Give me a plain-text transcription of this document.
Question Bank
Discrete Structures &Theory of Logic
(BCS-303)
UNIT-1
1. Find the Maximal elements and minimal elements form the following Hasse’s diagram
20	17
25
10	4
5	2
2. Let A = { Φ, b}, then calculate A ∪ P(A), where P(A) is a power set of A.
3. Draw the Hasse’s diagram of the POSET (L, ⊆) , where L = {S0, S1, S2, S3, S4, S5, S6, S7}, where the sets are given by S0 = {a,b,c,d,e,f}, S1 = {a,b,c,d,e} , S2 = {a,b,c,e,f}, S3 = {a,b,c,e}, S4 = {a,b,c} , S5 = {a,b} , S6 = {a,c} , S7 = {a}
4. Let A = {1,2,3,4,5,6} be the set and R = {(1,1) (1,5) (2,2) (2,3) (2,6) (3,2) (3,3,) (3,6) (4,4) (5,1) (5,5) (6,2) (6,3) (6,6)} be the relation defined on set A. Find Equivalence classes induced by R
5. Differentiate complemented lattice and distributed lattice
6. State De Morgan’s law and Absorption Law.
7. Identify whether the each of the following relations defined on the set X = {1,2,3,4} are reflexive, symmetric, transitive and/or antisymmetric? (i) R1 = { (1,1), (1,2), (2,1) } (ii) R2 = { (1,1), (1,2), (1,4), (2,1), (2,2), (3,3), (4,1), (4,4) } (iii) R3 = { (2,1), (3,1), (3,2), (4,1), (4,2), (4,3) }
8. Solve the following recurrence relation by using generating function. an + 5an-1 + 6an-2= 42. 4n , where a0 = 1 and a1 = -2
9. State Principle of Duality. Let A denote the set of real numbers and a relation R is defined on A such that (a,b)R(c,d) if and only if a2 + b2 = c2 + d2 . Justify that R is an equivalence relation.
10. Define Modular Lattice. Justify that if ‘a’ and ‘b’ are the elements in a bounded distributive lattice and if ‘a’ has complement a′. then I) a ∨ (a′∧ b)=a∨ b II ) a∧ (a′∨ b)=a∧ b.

****************************************

### WHAT IS ASKED
Write out every record shown above, word for word.

### EXERCISE ANSWER
Give me a plain-text transcription of this document.
Question Bank
Discrete Structures &Theory of Logic
(BCS-303)
UNIT-1
1. Find the Maximal elements and minimal elements form the following Hasse’s diagram
20	17
25
10	4
5	2
2. Let A = { Φ, b}, then calculate A ∪ P(A), where P(A) is a power set of A.
3. Draw the Hasse’s diagram of the POSET (L, ⊆) , where L = {S0, S1, S2, S3, S4, S5, S6, S7}, where the sets are given by S0 = {a,b,c,d,e,f}, S1 = {a,b,c,d,e} , S2 = {a,b,c,e,f}, S3 = {a,b,c,e}, S4 = {a,b,c} , S5 = {a,b} , S6 = {a,c} , S7 = {a}
4. Let A = {1,2,3,4,5,6} be the set and R = {(1,1) (1,5) (2,2) (2,3) (2,6) (3,2) (3,3,) (3,6) (4,4) (5,1) (5,5) (6,2) (6,3) (6,6)} be the relation defined on set A. Find Equivalence classes induced by R
5. Differentiate complemented lattice and distributed lattice
6. State De Morgan’s law and Absorption Law.
7. Identify whether the each of the following relations defined on the set X = {1,2,3,4} are reflexive, symmetric, transitive and/or antisymmetric? (i) R1 = { (1,1), (1,2), (2,1) } (ii) R2 = { (1,1), (1,2), (1,4), (2,1), (2,2), (3,3), (4,1), (4,4) } (iii) R3 = { (2,1), (3,1), (3,2), (4,1), (4,2), (4,3) }
8. Solve the following recurrence relation by using generating function. an + 5an-1 + 6an-2= 42. 4n , where a0 = 1 and a1 = -2
9. State Principle of Duality. Let A denote the set of real numbers and a relation R is defined on A such that (a,b)R(c,d) if and only if a2 + b2 = c2 + d2 . Justify that R is an equivalence relation.
10. Define Modular Lattice. Justify that if ‘a’ and ‘b’ are the elements in a bounded distributive lattice and if ‘a’ has complement a′. then I) a ∨ (a′∧ b)=a∨ b II ) a∧ (a′∨ b)=a∧ b.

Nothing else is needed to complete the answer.